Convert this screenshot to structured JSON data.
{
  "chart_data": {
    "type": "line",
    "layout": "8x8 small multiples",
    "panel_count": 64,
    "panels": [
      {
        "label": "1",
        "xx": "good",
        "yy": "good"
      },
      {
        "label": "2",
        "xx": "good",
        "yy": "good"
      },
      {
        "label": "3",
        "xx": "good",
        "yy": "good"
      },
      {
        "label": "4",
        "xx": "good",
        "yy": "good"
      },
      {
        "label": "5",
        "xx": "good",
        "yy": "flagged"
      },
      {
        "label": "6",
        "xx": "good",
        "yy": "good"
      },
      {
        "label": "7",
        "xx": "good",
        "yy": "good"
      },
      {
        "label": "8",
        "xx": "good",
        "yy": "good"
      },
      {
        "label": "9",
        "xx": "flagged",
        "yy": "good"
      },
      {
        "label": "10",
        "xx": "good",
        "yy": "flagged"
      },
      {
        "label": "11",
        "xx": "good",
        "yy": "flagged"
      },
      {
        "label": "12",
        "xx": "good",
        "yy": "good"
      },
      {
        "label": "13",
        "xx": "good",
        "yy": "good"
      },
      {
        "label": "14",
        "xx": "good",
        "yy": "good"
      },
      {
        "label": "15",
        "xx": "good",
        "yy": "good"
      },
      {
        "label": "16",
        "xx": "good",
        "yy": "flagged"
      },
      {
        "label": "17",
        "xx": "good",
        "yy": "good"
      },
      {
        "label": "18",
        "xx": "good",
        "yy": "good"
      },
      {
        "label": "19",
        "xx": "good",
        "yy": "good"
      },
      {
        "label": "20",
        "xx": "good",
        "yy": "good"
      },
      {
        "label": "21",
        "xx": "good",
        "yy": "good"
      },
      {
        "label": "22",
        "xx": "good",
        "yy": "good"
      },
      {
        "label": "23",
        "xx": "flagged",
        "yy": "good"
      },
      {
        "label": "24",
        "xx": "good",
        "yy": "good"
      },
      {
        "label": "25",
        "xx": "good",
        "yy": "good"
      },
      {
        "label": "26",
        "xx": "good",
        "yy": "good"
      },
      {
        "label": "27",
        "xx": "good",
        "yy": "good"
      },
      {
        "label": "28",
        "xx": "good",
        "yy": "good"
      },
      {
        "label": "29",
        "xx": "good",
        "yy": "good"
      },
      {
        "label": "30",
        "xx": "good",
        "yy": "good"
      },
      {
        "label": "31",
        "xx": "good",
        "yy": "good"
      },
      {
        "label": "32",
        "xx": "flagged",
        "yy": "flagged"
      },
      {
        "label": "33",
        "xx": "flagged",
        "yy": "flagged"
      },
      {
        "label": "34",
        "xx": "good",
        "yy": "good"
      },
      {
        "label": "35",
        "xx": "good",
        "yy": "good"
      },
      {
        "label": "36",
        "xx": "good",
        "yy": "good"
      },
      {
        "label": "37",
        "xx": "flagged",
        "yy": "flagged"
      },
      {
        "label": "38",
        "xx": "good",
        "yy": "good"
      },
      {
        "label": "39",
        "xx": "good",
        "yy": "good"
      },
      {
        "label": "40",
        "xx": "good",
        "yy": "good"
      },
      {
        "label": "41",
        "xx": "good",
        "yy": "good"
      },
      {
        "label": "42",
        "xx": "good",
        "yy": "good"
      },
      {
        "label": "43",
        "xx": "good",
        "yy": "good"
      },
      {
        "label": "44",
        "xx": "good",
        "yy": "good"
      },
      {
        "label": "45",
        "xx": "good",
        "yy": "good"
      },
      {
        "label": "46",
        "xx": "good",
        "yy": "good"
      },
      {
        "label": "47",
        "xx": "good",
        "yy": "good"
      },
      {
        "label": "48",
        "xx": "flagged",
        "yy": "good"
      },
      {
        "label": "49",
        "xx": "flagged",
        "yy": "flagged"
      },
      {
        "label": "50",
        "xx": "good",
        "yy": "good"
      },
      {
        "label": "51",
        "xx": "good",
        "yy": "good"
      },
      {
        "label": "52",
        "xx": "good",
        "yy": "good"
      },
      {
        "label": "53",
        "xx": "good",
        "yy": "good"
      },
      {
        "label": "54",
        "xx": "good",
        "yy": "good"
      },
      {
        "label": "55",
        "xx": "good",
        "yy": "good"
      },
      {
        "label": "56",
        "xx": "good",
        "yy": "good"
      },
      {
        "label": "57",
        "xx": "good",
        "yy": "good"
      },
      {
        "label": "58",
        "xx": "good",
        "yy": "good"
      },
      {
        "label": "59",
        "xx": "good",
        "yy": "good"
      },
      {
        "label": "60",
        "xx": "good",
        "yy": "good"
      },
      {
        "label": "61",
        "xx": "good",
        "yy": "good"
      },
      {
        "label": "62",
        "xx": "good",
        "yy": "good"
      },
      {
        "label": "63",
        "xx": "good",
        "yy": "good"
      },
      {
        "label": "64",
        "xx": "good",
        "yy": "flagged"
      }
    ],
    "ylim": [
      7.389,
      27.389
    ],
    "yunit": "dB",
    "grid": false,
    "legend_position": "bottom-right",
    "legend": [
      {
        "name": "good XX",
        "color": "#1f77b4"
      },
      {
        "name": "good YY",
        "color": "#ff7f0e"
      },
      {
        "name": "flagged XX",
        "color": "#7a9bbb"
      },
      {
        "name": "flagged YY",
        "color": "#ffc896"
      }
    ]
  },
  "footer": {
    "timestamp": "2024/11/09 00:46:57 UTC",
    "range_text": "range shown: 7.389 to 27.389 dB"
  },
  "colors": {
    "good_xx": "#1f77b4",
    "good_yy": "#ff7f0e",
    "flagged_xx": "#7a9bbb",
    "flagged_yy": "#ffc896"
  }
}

==

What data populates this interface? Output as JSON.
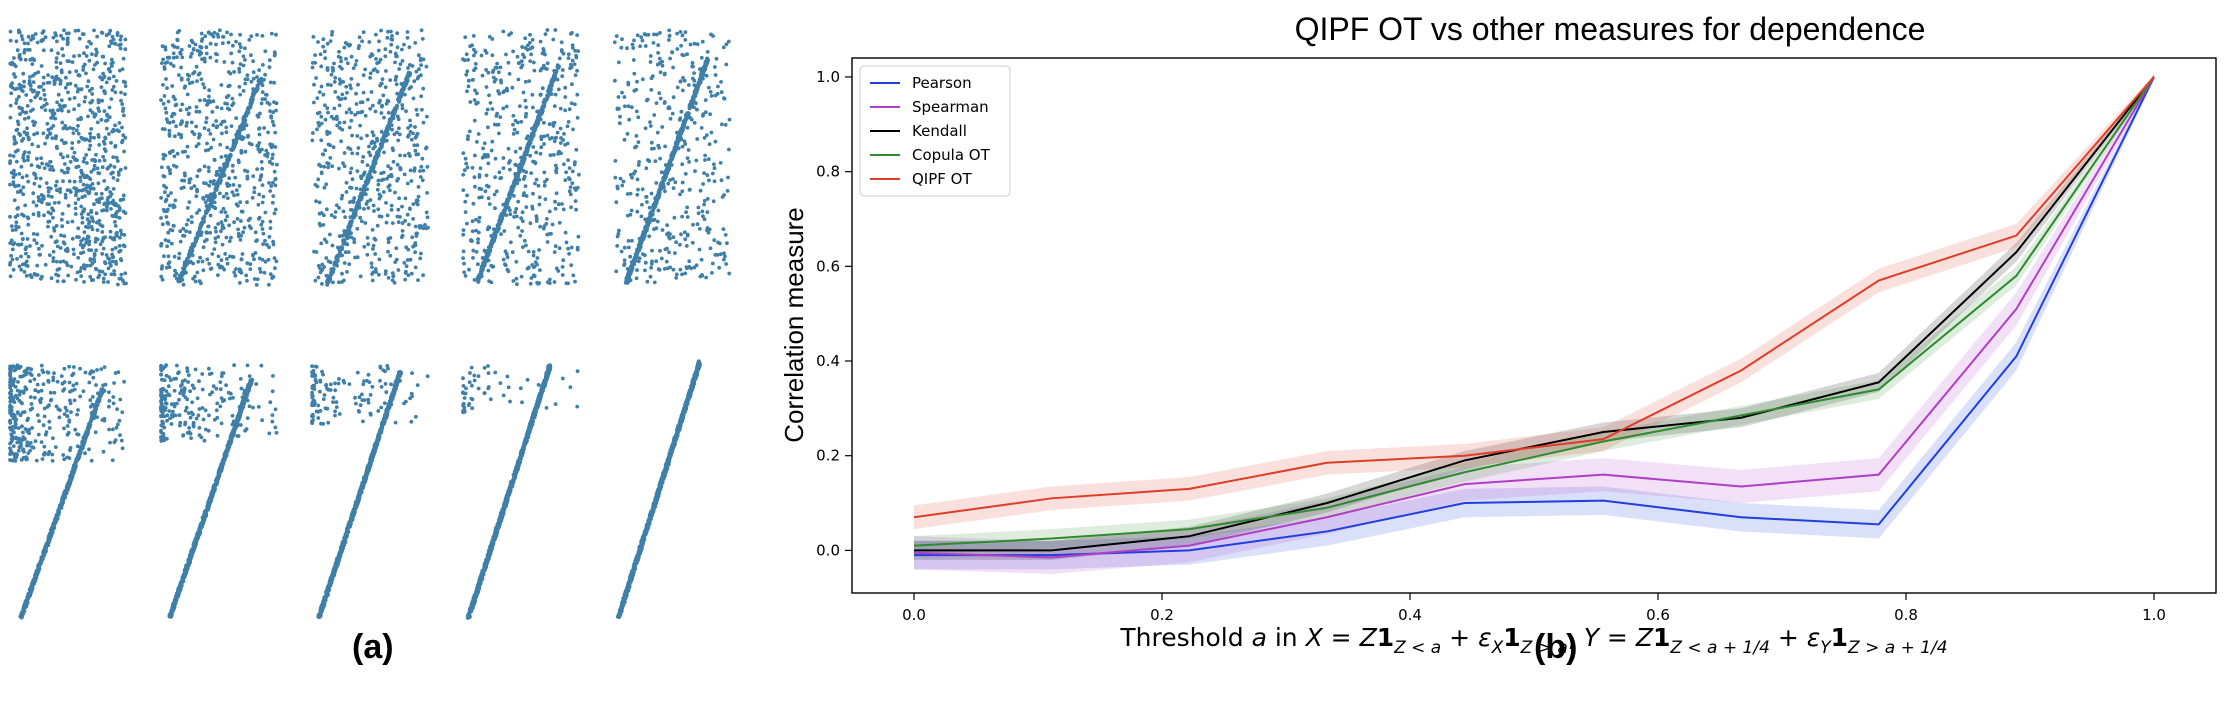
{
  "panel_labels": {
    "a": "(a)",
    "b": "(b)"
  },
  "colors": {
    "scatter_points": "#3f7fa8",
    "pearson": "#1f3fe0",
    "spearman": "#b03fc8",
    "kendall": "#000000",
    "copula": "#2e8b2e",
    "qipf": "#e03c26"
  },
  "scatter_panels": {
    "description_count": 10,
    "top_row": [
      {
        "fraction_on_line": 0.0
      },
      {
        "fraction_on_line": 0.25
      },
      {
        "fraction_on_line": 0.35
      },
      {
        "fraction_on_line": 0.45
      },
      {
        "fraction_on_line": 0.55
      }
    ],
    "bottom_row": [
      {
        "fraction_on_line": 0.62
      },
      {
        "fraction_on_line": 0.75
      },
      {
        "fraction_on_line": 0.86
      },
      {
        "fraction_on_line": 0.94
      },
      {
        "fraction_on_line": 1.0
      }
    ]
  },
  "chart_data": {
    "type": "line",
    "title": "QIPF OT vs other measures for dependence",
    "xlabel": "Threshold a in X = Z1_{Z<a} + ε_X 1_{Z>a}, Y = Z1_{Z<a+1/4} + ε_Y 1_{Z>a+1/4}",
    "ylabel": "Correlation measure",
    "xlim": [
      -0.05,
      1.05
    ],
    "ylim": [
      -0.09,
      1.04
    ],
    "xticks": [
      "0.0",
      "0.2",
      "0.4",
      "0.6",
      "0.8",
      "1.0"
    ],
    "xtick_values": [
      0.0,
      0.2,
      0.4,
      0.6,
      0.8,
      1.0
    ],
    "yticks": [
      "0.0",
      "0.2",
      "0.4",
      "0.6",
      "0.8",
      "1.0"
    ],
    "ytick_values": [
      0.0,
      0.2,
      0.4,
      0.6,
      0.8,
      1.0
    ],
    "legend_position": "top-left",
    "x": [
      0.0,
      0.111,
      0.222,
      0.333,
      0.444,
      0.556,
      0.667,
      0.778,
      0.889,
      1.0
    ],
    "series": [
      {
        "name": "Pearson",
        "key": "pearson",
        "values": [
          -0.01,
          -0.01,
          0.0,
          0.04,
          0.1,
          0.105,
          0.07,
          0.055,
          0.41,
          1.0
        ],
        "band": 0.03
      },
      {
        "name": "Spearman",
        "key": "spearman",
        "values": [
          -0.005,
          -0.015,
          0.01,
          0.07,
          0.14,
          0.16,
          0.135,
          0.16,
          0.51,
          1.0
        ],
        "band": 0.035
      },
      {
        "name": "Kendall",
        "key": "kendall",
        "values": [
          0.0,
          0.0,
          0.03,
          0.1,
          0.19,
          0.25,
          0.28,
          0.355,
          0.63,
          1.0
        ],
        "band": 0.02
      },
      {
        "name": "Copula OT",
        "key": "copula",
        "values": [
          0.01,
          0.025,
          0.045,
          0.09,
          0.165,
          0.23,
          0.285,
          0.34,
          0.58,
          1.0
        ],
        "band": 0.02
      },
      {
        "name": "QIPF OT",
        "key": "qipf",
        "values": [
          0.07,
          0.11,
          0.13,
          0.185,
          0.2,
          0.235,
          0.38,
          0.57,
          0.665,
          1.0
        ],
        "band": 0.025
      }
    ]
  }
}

▶ THE PROBLEM:
Pick out each line containing "band" and report it.

▶ TASK SOLUTION:
        "band": 0.03
        "band": 0.035
        "band": 0.02
        "band": 0.02
        "band": 0.025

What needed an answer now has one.